- [WORK TO DO]
Images are not part of the copy; write out the rest of the data exactly as given.

- [SUPPLIED RECORDS]
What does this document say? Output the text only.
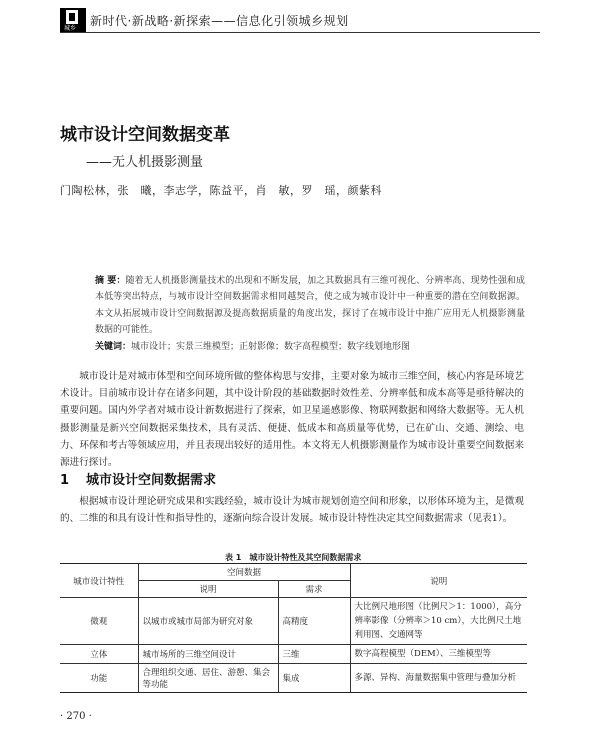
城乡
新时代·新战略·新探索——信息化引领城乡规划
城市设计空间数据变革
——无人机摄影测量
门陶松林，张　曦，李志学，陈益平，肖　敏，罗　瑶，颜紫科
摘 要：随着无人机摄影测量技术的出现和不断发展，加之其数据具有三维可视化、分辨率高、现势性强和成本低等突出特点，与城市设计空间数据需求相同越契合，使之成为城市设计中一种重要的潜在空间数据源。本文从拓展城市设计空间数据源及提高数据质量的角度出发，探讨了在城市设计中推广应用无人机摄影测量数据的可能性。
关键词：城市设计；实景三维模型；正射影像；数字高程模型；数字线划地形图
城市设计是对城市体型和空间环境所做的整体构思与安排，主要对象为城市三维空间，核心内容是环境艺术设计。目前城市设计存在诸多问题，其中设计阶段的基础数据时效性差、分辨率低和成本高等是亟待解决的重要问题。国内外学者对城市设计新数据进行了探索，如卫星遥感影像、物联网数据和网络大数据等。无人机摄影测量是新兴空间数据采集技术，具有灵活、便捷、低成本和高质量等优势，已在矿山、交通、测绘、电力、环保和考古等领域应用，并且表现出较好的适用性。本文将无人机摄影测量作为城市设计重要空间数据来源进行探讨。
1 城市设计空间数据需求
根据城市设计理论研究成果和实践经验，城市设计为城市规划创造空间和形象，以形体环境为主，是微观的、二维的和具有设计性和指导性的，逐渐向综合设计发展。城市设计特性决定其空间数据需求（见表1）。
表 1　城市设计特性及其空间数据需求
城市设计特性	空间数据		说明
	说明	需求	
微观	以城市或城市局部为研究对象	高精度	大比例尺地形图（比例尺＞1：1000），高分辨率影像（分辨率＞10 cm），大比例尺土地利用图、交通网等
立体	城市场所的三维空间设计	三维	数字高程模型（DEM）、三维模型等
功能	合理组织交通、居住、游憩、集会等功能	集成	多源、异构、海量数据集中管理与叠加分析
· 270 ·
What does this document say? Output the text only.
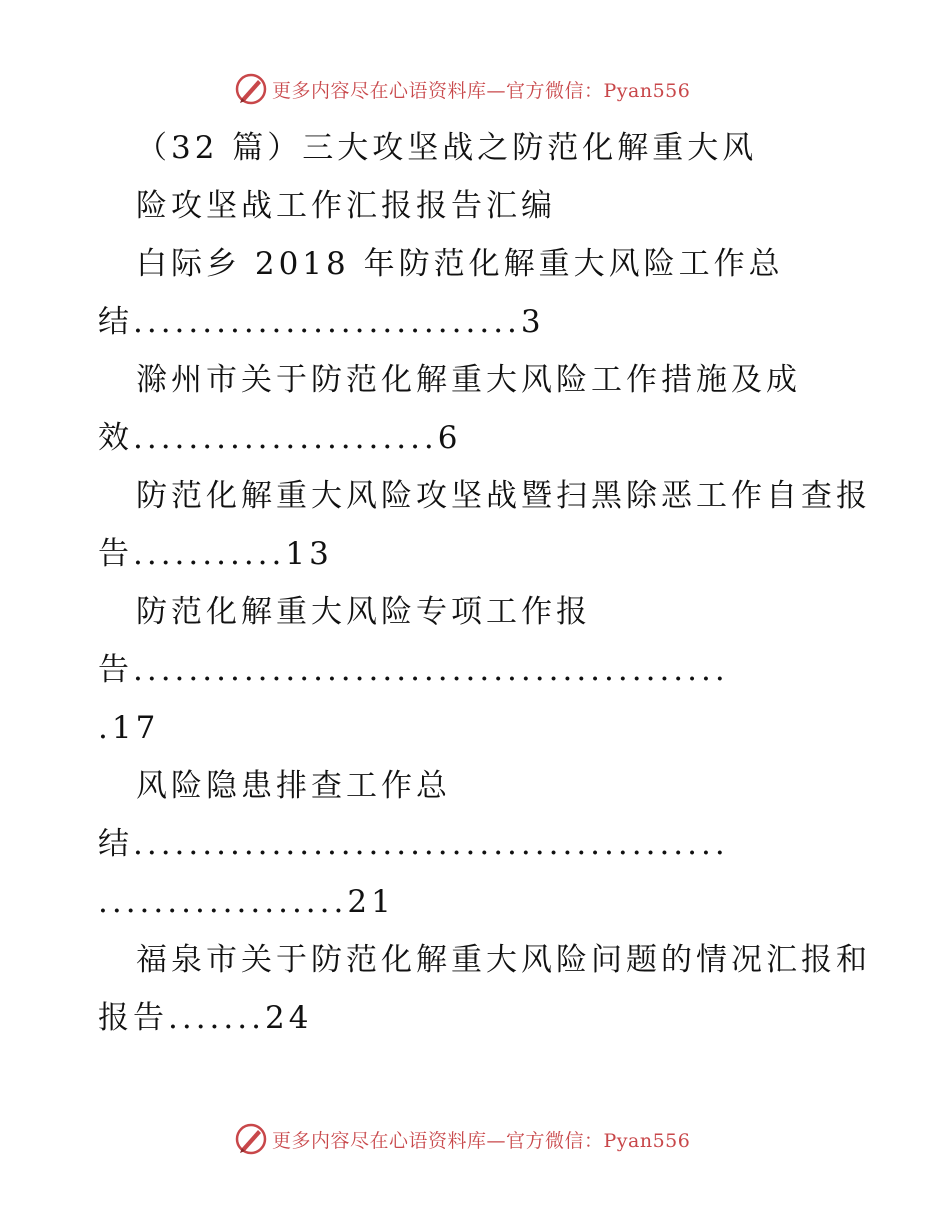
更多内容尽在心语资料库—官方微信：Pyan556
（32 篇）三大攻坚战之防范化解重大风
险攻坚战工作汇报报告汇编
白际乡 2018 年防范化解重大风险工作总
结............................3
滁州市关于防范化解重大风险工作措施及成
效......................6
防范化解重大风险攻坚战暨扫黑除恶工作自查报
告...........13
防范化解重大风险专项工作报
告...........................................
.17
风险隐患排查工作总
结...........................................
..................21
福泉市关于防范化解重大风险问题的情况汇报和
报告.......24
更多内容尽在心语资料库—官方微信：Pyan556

- [RESPONSE TO THIS TASK]
What does this document say? Output the text only.
城乡
新时代·新战略·新探索——信息化引领城乡规划
城市设计空间数据变革
——无人机摄影测量
门陶松林，张　曦，李志学，陈益平，肖　敏，罗　瑶，颜紫科
摘 要：随着无人机摄影测量技术的出现和不断发展，加之其数据具有三维可视化、分辨率高、现势性强和成本低等突出特点，与城市设计空间数据需求相同越契合，使之成为城市设计中一种重要的潜在空间数据源。本文从拓展城市设计空间数据源及提高数据质量的角度出发，探讨了在城市设计中推广应用无人机摄影测量数据的可能性。
关键词：城市设计；实景三维模型；正射影像；数字高程模型；数字线划地形图
城市设计是对城市体型和空间环境所做的整体构思与安排，主要对象为城市三维空间，核心内容是环境艺术设计。目前城市设计存在诸多问题，其中设计阶段的基础数据时效性差、分辨率低和成本高等是亟待解决的重要问题。国内外学者对城市设计新数据进行了探索，如卫星遥感影像、物联网数据和网络大数据等。无人机摄影测量是新兴空间数据采集技术，具有灵活、便捷、低成本和高质量等优势，已在矿山、交通、测绘、电力、环保和考古等领域应用，并且表现出较好的适用性。本文将无人机摄影测量作为城市设计重要空间数据来源进行探讨。
1 城市设计空间数据需求
根据城市设计理论研究成果和实践经验，城市设计为城市规划创造空间和形象，以形体环境为主，是微观的、二维的和具有设计性和指导性的，逐渐向综合设计发展。城市设计特性决定其空间数据需求（见表1）。
表 1　城市设计特性及其空间数据需求
城市设计特性	空间数据		说明
	说明	需求	
微观	以城市或城市局部为研究对象	高精度	大比例尺地形图（比例尺＞1：1000），高分辨率影像（分辨率＞10 cm），大比例尺土地利用图、交通网等
立体	城市场所的三维空间设计	三维	数字高程模型（DEM）、三维模型等
功能	合理组织交通、居住、游憩、集会等功能	集成	多源、异构、海量数据集中管理与叠加分析
· 270 ·
What does this document say? Output the text only.
更多内容尽在心语资料库—官方微信：Pyan556
（32 篇）三大攻坚战之防范化解重大风
险攻坚战工作汇报报告汇编
白际乡 2018 年防范化解重大风险工作总
结............................3
滁州市关于防范化解重大风险工作措施及成
效......................6
防范化解重大风险攻坚战暨扫黑除恶工作自查报
告...........13
防范化解重大风险专项工作报
告...........................................
.17
风险隐患排查工作总
结...........................................
..................21
福泉市关于防范化解重大风险问题的情况汇报和
报告.......24
更多内容尽在心语资料库—官方微信：Pyan556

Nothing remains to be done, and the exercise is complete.